Items listed in a dataset:
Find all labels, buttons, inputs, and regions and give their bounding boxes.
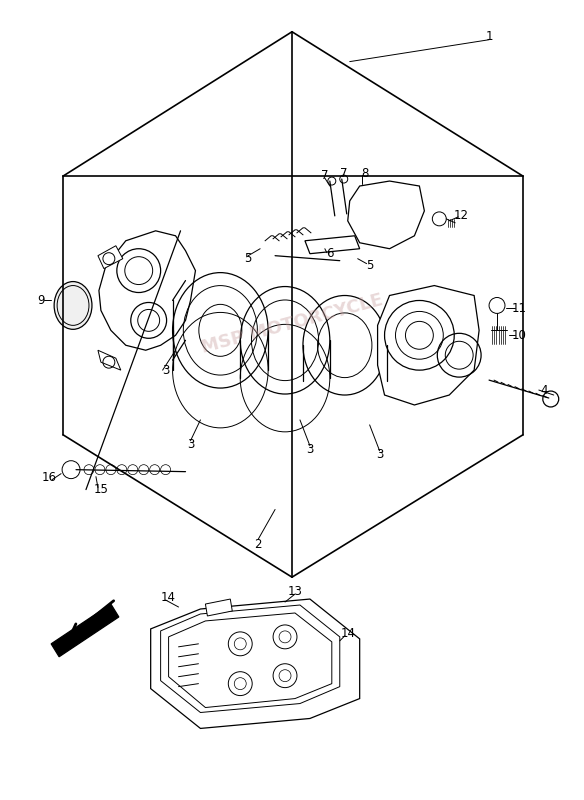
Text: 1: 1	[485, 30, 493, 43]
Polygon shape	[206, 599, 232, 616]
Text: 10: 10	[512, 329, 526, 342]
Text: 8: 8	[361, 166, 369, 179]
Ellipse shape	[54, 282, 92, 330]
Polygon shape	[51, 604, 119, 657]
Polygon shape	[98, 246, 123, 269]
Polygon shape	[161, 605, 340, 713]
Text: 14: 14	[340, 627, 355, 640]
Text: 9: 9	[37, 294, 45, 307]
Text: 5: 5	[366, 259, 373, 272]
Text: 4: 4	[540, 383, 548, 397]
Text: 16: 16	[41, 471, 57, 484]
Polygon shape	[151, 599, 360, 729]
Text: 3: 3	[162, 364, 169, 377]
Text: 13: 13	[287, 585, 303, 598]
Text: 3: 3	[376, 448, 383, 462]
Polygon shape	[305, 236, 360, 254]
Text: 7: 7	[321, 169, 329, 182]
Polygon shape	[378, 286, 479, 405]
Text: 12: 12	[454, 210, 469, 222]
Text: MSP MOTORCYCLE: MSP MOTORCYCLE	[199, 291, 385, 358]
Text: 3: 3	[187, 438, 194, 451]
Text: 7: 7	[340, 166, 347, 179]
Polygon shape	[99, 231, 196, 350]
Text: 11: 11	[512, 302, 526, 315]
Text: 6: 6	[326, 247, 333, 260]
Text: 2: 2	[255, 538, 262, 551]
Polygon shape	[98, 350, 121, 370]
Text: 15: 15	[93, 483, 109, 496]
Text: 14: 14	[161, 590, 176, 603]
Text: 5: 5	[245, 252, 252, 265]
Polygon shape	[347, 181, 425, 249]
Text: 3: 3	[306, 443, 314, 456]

[Task to complete] Please rename every "Polygon shape" to "Polygon region" in the rows above and give them again with nothing else changed. Leave out the pictures.

[Expected answer]
Find all labels, buttons, inputs, and regions and give their bounding boxes.
Text: 1: 1	[485, 30, 493, 43]
Polygon region	[206, 599, 232, 616]
Text: 10: 10	[512, 329, 526, 342]
Text: 8: 8	[361, 166, 369, 179]
Ellipse shape	[54, 282, 92, 330]
Polygon region	[51, 604, 119, 657]
Polygon region	[98, 246, 123, 269]
Polygon region	[161, 605, 340, 713]
Text: 14: 14	[340, 627, 355, 640]
Text: 9: 9	[37, 294, 45, 307]
Text: 5: 5	[366, 259, 373, 272]
Text: 4: 4	[540, 383, 548, 397]
Text: 16: 16	[41, 471, 57, 484]
Polygon region	[151, 599, 360, 729]
Text: 3: 3	[162, 364, 169, 377]
Text: 13: 13	[287, 585, 303, 598]
Text: 3: 3	[376, 448, 383, 462]
Polygon region	[305, 236, 360, 254]
Text: 7: 7	[321, 169, 329, 182]
Polygon region	[378, 286, 479, 405]
Text: 12: 12	[454, 210, 469, 222]
Text: MSP MOTORCYCLE: MSP MOTORCYCLE	[199, 291, 385, 358]
Text: 3: 3	[187, 438, 194, 451]
Text: 7: 7	[340, 166, 347, 179]
Polygon region	[99, 231, 196, 350]
Text: 11: 11	[512, 302, 526, 315]
Text: 6: 6	[326, 247, 333, 260]
Text: 2: 2	[255, 538, 262, 551]
Polygon region	[98, 350, 121, 370]
Text: 15: 15	[93, 483, 109, 496]
Text: 14: 14	[161, 590, 176, 603]
Text: 5: 5	[245, 252, 252, 265]
Polygon region	[347, 181, 425, 249]
Text: 3: 3	[306, 443, 314, 456]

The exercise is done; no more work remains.